**Supplied entries:**

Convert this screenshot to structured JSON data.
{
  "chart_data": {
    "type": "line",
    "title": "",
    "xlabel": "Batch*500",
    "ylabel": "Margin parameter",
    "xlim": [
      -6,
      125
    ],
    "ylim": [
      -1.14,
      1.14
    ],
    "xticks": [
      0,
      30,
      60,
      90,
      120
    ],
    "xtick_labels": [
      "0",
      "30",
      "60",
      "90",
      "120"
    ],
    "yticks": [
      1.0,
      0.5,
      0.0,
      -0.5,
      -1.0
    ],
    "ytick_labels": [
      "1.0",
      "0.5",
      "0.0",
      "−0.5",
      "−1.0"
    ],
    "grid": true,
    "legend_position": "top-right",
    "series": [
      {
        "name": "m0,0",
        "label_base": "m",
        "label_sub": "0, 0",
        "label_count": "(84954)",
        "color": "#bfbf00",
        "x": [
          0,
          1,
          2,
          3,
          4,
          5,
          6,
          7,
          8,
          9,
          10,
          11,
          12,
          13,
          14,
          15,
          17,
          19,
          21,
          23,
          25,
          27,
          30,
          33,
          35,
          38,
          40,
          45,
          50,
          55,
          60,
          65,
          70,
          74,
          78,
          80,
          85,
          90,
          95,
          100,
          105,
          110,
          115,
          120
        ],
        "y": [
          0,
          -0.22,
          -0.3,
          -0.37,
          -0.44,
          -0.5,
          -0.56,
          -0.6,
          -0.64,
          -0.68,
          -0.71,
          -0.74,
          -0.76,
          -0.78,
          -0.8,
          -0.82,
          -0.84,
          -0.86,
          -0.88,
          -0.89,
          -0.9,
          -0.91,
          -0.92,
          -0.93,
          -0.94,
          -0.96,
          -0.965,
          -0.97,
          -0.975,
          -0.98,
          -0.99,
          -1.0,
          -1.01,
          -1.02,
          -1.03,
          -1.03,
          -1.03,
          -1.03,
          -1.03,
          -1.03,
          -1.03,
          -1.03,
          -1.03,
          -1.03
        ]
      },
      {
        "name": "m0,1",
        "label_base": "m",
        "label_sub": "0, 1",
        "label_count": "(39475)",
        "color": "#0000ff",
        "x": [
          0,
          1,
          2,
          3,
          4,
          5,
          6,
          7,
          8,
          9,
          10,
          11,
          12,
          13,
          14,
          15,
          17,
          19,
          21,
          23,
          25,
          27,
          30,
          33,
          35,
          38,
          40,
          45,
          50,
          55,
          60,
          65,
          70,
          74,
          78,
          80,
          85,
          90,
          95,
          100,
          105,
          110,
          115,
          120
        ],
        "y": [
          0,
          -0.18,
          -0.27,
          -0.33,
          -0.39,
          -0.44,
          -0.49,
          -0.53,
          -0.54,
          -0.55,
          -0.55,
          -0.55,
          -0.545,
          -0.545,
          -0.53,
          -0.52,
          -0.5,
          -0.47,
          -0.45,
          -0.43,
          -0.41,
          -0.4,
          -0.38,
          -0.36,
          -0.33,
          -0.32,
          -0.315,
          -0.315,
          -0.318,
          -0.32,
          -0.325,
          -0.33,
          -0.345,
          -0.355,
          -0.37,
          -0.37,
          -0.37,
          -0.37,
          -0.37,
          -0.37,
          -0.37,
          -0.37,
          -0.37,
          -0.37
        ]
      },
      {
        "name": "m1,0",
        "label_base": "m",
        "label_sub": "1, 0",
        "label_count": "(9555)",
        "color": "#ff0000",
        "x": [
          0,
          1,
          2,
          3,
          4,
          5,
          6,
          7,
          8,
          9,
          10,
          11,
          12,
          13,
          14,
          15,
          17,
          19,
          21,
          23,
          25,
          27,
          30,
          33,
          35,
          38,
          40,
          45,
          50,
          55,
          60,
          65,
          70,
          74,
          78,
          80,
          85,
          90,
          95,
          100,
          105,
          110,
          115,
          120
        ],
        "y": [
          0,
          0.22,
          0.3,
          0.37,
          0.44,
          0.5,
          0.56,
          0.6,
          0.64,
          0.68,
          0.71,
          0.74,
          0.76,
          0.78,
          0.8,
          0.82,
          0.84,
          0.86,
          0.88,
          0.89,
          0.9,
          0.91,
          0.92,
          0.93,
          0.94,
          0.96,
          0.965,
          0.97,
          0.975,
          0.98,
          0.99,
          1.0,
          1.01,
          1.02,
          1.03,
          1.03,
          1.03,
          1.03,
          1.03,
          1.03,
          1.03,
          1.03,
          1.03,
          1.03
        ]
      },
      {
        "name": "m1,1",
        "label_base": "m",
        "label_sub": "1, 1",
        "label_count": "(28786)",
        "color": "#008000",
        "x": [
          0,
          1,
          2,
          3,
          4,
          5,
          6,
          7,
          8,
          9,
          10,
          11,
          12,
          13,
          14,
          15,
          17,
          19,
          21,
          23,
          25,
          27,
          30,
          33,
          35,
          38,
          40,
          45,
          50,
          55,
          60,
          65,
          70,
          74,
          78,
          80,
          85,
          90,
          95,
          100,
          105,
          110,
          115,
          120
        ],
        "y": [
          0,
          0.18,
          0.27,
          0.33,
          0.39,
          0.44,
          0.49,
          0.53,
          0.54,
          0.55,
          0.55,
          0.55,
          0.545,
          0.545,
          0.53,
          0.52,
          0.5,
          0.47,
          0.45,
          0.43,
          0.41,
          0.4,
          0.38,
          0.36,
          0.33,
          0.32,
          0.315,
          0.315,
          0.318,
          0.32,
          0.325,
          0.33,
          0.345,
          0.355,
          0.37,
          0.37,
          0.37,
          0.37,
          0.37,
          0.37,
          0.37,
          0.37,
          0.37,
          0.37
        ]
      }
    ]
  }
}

**Work to be completed:**
Repeat each record exactly. Omit nothing.

**Answer to the task:**
Convert this screenshot to structured JSON data.
{
  "chart_data": {
    "type": "line",
    "title": "",
    "xlabel": "Batch*500",
    "ylabel": "Margin parameter",
    "xlim": [
      -6,
      125
    ],
    "ylim": [
      -1.14,
      1.14
    ],
    "xticks": [
      0,
      30,
      60,
      90,
      120
    ],
    "xtick_labels": [
      "0",
      "30",
      "60",
      "90",
      "120"
    ],
    "yticks": [
      1.0,
      0.5,
      0.0,
      -0.5,
      -1.0
    ],
    "ytick_labels": [
      "1.0",
      "0.5",
      "0.0",
      "−0.5",
      "−1.0"
    ],
    "grid": true,
    "legend_position": "top-right",
    "series": [
      {
        "name": "m0,0",
        "label_base": "m",
        "label_sub": "0, 0",
        "label_count": "(84954)",
        "color": "#bfbf00",
        "x": [
          0,
          1,
          2,
          3,
          4,
          5,
          6,
          7,
          8,
          9,
          10,
          11,
          12,
          13,
          14,
          15,
          17,
          19,
          21,
          23,
          25,
          27,
          30,
          33,
          35,
          38,
          40,
          45,
          50,
          55,
          60,
          65,
          70,
          74,
          78,
          80,
          85,
          90,
          95,
          100,
          105,
          110,
          115,
          120
        ],
        "y": [
          0,
          -0.22,
          -0.3,
          -0.37,
          -0.44,
          -0.5,
          -0.56,
          -0.6,
          -0.64,
          -0.68,
          -0.71,
          -0.74,
          -0.76,
          -0.78,
          -0.8,
          -0.82,
          -0.84,
          -0.86,
          -0.88,
          -0.89,
          -0.9,
          -0.91,
          -0.92,
          -0.93,
          -0.94,
          -0.96,
          -0.965,
          -0.97,
          -0.975,
          -0.98,
          -0.99,
          -1.0,
          -1.01,
          -1.02,
          -1.03,
          -1.03,
          -1.03,
          -1.03,
          -1.03,
          -1.03,
          -1.03,
          -1.03,
          -1.03,
          -1.03
        ]
      },
      {
        "name": "m0,1",
        "label_base": "m",
        "label_sub": "0, 1",
        "label_count": "(39475)",
        "color": "#0000ff",
        "x": [
          0,
          1,
          2,
          3,
          4,
          5,
          6,
          7,
          8,
          9,
          10,
          11,
          12,
          13,
          14,
          15,
          17,
          19,
          21,
          23,
          25,
          27,
          30,
          33,
          35,
          38,
          40,
          45,
          50,
          55,
          60,
          65,
          70,
          74,
          78,
          80,
          85,
          90,
          95,
          100,
          105,
          110,
          115,
          120
        ],
        "y": [
          0,
          -0.18,
          -0.27,
          -0.33,
          -0.39,
          -0.44,
          -0.49,
          -0.53,
          -0.54,
          -0.55,
          -0.55,
          -0.55,
          -0.545,
          -0.545,
          -0.53,
          -0.52,
          -0.5,
          -0.47,
          -0.45,
          -0.43,
          -0.41,
          -0.4,
          -0.38,
          -0.36,
          -0.33,
          -0.32,
          -0.315,
          -0.315,
          -0.318,
          -0.32,
          -0.325,
          -0.33,
          -0.345,
          -0.355,
          -0.37,
          -0.37,
          -0.37,
          -0.37,
          -0.37,
          -0.37,
          -0.37,
          -0.37,
          -0.37,
          -0.37
        ]
      },
      {
        "name": "m1,0",
        "label_base": "m",
        "label_sub": "1, 0",
        "label_count": "(9555)",
        "color": "#ff0000",
        "x": [
          0,
          1,
          2,
          3,
          4,
          5,
          6,
          7,
          8,
          9,
          10,
          11,
          12,
          13,
          14,
          15,
          17,
          19,
          21,
          23,
          25,
          27,
          30,
          33,
          35,
          38,
          40,
          45,
          50,
          55,
          60,
          65,
          70,
          74,
          78,
          80,
          85,
          90,
          95,
          100,
          105,
          110,
          115,
          120
        ],
        "y": [
          0,
          0.22,
          0.3,
          0.37,
          0.44,
          0.5,
          0.56,
          0.6,
          0.64,
          0.68,
          0.71,
          0.74,
          0.76,
          0.78,
          0.8,
          0.82,
          0.84,
          0.86,
          0.88,
          0.89,
          0.9,
          0.91,
          0.92,
          0.93,
          0.94,
          0.96,
          0.965,
          0.97,
          0.975,
          0.98,
          0.99,
          1.0,
          1.01,
          1.02,
          1.03,
          1.03,
          1.03,
          1.03,
          1.03,
          1.03,
          1.03,
          1.03,
          1.03,
          1.03
        ]
      },
      {
        "name": "m1,1",
        "label_base": "m",
        "label_sub": "1, 1",
        "label_count": "(28786)",
        "color": "#008000",
        "x": [
          0,
          1,
          2,
          3,
          4,
          5,
          6,
          7,
          8,
          9,
          10,
          11,
          12,
          13,
          14,
          15,
          17,
          19,
          21,
          23,
          25,
          27,
          30,
          33,
          35,
          38,
          40,
          45,
          50,
          55,
          60,
          65,
          70,
          74,
          78,
          80,
          85,
          90,
          95,
          100,
          105,
          110,
          115,
          120
        ],
        "y": [
          0,
          0.18,
          0.27,
          0.33,
          0.39,
          0.44,
          0.49,
          0.53,
          0.54,
          0.55,
          0.55,
          0.55,
          0.545,
          0.545,
          0.53,
          0.52,
          0.5,
          0.47,
          0.45,
          0.43,
          0.41,
          0.4,
          0.38,
          0.36,
          0.33,
          0.32,
          0.315,
          0.315,
          0.318,
          0.32,
          0.325,
          0.33,
          0.345,
          0.355,
          0.37,
          0.37,
          0.37,
          0.37,
          0.37,
          0.37,
          0.37,
          0.37,
          0.37,
          0.37
        ]
      }
    ]
  }
}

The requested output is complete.